### Input records ###

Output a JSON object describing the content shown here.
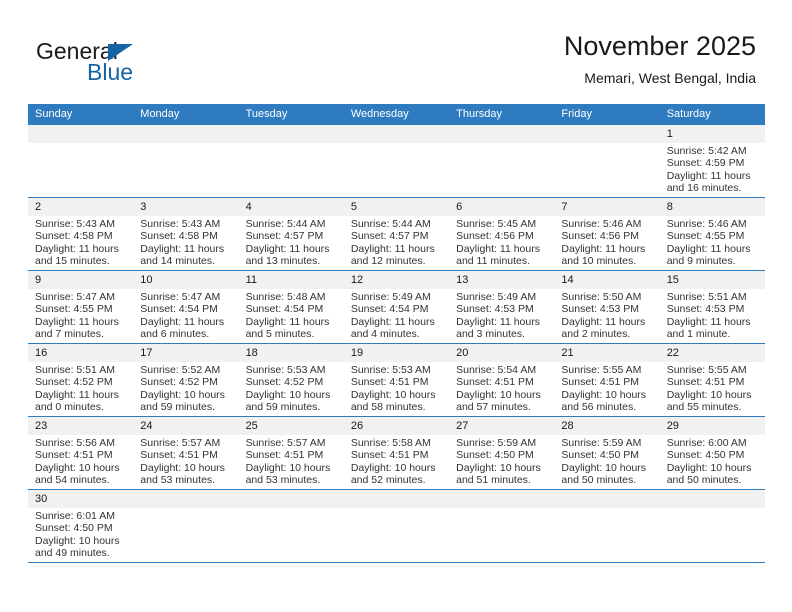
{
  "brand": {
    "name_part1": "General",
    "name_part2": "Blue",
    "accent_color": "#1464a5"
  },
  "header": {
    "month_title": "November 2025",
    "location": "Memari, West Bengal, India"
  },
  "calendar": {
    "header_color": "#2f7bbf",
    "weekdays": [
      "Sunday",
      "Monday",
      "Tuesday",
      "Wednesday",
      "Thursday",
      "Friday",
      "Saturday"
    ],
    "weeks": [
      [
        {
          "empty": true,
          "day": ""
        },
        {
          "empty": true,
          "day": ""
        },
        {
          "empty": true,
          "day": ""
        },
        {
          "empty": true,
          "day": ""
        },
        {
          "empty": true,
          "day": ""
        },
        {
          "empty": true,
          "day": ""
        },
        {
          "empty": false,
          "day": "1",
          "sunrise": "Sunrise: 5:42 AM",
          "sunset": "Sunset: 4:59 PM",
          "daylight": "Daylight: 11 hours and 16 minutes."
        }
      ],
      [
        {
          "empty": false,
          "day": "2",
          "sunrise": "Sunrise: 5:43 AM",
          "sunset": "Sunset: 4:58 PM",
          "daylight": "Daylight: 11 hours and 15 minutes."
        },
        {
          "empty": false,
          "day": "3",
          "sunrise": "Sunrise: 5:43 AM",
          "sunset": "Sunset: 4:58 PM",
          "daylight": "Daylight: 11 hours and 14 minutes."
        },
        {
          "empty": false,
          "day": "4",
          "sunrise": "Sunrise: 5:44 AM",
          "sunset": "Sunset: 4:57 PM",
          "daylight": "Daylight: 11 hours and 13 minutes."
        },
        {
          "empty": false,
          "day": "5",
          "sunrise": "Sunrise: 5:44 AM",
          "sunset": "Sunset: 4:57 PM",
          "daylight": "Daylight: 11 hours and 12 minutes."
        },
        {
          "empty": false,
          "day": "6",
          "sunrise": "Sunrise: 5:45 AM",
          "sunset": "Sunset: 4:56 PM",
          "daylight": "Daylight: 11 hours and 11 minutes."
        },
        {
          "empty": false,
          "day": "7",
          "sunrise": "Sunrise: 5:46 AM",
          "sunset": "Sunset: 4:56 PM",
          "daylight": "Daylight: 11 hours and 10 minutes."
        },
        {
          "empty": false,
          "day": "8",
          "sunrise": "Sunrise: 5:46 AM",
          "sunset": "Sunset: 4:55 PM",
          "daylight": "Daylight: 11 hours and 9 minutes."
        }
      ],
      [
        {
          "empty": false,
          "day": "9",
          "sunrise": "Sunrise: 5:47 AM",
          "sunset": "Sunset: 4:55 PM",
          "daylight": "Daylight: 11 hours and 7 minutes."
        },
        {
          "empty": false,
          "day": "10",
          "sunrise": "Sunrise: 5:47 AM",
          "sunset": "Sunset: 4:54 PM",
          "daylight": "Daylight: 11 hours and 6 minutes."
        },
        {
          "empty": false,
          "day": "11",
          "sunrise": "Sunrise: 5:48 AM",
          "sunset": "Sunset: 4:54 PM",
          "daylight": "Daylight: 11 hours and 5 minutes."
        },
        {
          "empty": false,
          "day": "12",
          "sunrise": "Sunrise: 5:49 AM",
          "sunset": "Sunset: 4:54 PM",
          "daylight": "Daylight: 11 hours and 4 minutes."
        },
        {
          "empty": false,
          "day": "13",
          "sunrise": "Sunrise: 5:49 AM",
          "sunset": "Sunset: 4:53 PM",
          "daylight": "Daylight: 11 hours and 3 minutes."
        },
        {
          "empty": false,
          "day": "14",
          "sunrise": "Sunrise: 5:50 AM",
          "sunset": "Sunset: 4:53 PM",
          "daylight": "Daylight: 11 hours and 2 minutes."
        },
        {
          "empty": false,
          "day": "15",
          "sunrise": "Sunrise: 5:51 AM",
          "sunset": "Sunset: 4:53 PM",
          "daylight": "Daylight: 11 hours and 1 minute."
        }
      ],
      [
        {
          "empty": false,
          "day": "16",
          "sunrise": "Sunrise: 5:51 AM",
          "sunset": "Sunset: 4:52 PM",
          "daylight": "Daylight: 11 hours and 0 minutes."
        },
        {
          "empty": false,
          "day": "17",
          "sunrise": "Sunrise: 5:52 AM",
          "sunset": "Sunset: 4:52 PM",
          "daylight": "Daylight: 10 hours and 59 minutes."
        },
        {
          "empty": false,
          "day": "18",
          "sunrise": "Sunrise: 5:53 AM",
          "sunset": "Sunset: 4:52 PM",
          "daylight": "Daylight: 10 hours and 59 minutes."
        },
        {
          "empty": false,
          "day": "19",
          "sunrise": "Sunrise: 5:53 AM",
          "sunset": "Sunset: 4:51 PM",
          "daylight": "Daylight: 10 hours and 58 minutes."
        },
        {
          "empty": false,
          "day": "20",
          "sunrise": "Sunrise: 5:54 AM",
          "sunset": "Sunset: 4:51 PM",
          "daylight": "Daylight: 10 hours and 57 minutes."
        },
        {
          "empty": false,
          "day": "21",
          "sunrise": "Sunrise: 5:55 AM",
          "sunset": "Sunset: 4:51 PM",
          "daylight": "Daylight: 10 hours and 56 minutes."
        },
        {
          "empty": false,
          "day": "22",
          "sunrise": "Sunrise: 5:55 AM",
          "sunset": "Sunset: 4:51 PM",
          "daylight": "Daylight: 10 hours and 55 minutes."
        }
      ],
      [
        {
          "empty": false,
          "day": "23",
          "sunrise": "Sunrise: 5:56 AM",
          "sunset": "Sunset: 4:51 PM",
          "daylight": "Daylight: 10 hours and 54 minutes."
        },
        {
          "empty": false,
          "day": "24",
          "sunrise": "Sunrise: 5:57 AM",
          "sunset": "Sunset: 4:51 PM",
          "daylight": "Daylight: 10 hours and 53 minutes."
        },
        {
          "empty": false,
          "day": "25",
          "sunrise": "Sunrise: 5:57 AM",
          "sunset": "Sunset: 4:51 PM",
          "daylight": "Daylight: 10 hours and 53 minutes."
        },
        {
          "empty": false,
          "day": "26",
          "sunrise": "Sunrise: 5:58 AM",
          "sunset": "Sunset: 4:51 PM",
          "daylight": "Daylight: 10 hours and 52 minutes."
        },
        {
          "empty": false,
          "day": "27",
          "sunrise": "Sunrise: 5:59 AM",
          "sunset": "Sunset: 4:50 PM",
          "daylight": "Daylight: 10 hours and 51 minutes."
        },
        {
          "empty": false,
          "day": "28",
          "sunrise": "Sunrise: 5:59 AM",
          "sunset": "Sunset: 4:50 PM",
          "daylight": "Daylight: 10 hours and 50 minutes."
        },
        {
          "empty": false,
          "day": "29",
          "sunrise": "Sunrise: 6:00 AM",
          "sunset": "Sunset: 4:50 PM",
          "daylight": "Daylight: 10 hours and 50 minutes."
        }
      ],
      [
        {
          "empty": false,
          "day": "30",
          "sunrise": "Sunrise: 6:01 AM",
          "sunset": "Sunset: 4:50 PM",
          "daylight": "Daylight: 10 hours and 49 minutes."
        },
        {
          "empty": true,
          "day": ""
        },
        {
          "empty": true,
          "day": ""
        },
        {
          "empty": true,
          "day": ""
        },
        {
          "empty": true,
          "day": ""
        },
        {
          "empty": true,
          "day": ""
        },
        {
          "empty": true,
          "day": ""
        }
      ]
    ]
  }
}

###

• **Given task**: Leave out the pictures and retype every line above exactly.

• **Right answer**:
Output a JSON object describing the content shown here.
{
  "brand": {
    "name_part1": "General",
    "name_part2": "Blue",
    "accent_color": "#1464a5"
  },
  "header": {
    "month_title": "November 2025",
    "location": "Memari, West Bengal, India"
  },
  "calendar": {
    "header_color": "#2f7bbf",
    "weekdays": [
      "Sunday",
      "Monday",
      "Tuesday",
      "Wednesday",
      "Thursday",
      "Friday",
      "Saturday"
    ],
    "weeks": [
      [
        {
          "empty": true,
          "day": ""
        },
        {
          "empty": true,
          "day": ""
        },
        {
          "empty": true,
          "day": ""
        },
        {
          "empty": true,
          "day": ""
        },
        {
          "empty": true,
          "day": ""
        },
        {
          "empty": true,
          "day": ""
        },
        {
          "empty": false,
          "day": "1",
          "sunrise": "Sunrise: 5:42 AM",
          "sunset": "Sunset: 4:59 PM",
          "daylight": "Daylight: 11 hours and 16 minutes."
        }
      ],
      [
        {
          "empty": false,
          "day": "2",
          "sunrise": "Sunrise: 5:43 AM",
          "sunset": "Sunset: 4:58 PM",
          "daylight": "Daylight: 11 hours and 15 minutes."
        },
        {
          "empty": false,
          "day": "3",
          "sunrise": "Sunrise: 5:43 AM",
          "sunset": "Sunset: 4:58 PM",
          "daylight": "Daylight: 11 hours and 14 minutes."
        },
        {
          "empty": false,
          "day": "4",
          "sunrise": "Sunrise: 5:44 AM",
          "sunset": "Sunset: 4:57 PM",
          "daylight": "Daylight: 11 hours and 13 minutes."
        },
        {
          "empty": false,
          "day": "5",
          "sunrise": "Sunrise: 5:44 AM",
          "sunset": "Sunset: 4:57 PM",
          "daylight": "Daylight: 11 hours and 12 minutes."
        },
        {
          "empty": false,
          "day": "6",
          "sunrise": "Sunrise: 5:45 AM",
          "sunset": "Sunset: 4:56 PM",
          "daylight": "Daylight: 11 hours and 11 minutes."
        },
        {
          "empty": false,
          "day": "7",
          "sunrise": "Sunrise: 5:46 AM",
          "sunset": "Sunset: 4:56 PM",
          "daylight": "Daylight: 11 hours and 10 minutes."
        },
        {
          "empty": false,
          "day": "8",
          "sunrise": "Sunrise: 5:46 AM",
          "sunset": "Sunset: 4:55 PM",
          "daylight": "Daylight: 11 hours and 9 minutes."
        }
      ],
      [
        {
          "empty": false,
          "day": "9",
          "sunrise": "Sunrise: 5:47 AM",
          "sunset": "Sunset: 4:55 PM",
          "daylight": "Daylight: 11 hours and 7 minutes."
        },
        {
          "empty": false,
          "day": "10",
          "sunrise": "Sunrise: 5:47 AM",
          "sunset": "Sunset: 4:54 PM",
          "daylight": "Daylight: 11 hours and 6 minutes."
        },
        {
          "empty": false,
          "day": "11",
          "sunrise": "Sunrise: 5:48 AM",
          "sunset": "Sunset: 4:54 PM",
          "daylight": "Daylight: 11 hours and 5 minutes."
        },
        {
          "empty": false,
          "day": "12",
          "sunrise": "Sunrise: 5:49 AM",
          "sunset": "Sunset: 4:54 PM",
          "daylight": "Daylight: 11 hours and 4 minutes."
        },
        {
          "empty": false,
          "day": "13",
          "sunrise": "Sunrise: 5:49 AM",
          "sunset": "Sunset: 4:53 PM",
          "daylight": "Daylight: 11 hours and 3 minutes."
        },
        {
          "empty": false,
          "day": "14",
          "sunrise": "Sunrise: 5:50 AM",
          "sunset": "Sunset: 4:53 PM",
          "daylight": "Daylight: 11 hours and 2 minutes."
        },
        {
          "empty": false,
          "day": "15",
          "sunrise": "Sunrise: 5:51 AM",
          "sunset": "Sunset: 4:53 PM",
          "daylight": "Daylight: 11 hours and 1 minute."
        }
      ],
      [
        {
          "empty": false,
          "day": "16",
          "sunrise": "Sunrise: 5:51 AM",
          "sunset": "Sunset: 4:52 PM",
          "daylight": "Daylight: 11 hours and 0 minutes."
        },
        {
          "empty": false,
          "day": "17",
          "sunrise": "Sunrise: 5:52 AM",
          "sunset": "Sunset: 4:52 PM",
          "daylight": "Daylight: 10 hours and 59 minutes."
        },
        {
          "empty": false,
          "day": "18",
          "sunrise": "Sunrise: 5:53 AM",
          "sunset": "Sunset: 4:52 PM",
          "daylight": "Daylight: 10 hours and 59 minutes."
        },
        {
          "empty": false,
          "day": "19",
          "sunrise": "Sunrise: 5:53 AM",
          "sunset": "Sunset: 4:51 PM",
          "daylight": "Daylight: 10 hours and 58 minutes."
        },
        {
          "empty": false,
          "day": "20",
          "sunrise": "Sunrise: 5:54 AM",
          "sunset": "Sunset: 4:51 PM",
          "daylight": "Daylight: 10 hours and 57 minutes."
        },
        {
          "empty": false,
          "day": "21",
          "sunrise": "Sunrise: 5:55 AM",
          "sunset": "Sunset: 4:51 PM",
          "daylight": "Daylight: 10 hours and 56 minutes."
        },
        {
          "empty": false,
          "day": "22",
          "sunrise": "Sunrise: 5:55 AM",
          "sunset": "Sunset: 4:51 PM",
          "daylight": "Daylight: 10 hours and 55 minutes."
        }
      ],
      [
        {
          "empty": false,
          "day": "23",
          "sunrise": "Sunrise: 5:56 AM",
          "sunset": "Sunset: 4:51 PM",
          "daylight": "Daylight: 10 hours and 54 minutes."
        },
        {
          "empty": false,
          "day": "24",
          "sunrise": "Sunrise: 5:57 AM",
          "sunset": "Sunset: 4:51 PM",
          "daylight": "Daylight: 10 hours and 53 minutes."
        },
        {
          "empty": false,
          "day": "25",
          "sunrise": "Sunrise: 5:57 AM",
          "sunset": "Sunset: 4:51 PM",
          "daylight": "Daylight: 10 hours and 53 minutes."
        },
        {
          "empty": false,
          "day": "26",
          "sunrise": "Sunrise: 5:58 AM",
          "sunset": "Sunset: 4:51 PM",
          "daylight": "Daylight: 10 hours and 52 minutes."
        },
        {
          "empty": false,
          "day": "27",
          "sunrise": "Sunrise: 5:59 AM",
          "sunset": "Sunset: 4:50 PM",
          "daylight": "Daylight: 10 hours and 51 minutes."
        },
        {
          "empty": false,
          "day": "28",
          "sunrise": "Sunrise: 5:59 AM",
          "sunset": "Sunset: 4:50 PM",
          "daylight": "Daylight: 10 hours and 50 minutes."
        },
        {
          "empty": false,
          "day": "29",
          "sunrise": "Sunrise: 6:00 AM",
          "sunset": "Sunset: 4:50 PM",
          "daylight": "Daylight: 10 hours and 50 minutes."
        }
      ],
      [
        {
          "empty": false,
          "day": "30",
          "sunrise": "Sunrise: 6:01 AM",
          "sunset": "Sunset: 4:50 PM",
          "daylight": "Daylight: 10 hours and 49 minutes."
        },
        {
          "empty": true,
          "day": ""
        },
        {
          "empty": true,
          "day": ""
        },
        {
          "empty": true,
          "day": ""
        },
        {
          "empty": true,
          "day": ""
        },
        {
          "empty": true,
          "day": ""
        },
        {
          "empty": true,
          "day": ""
        }
      ]
    ]
  }
}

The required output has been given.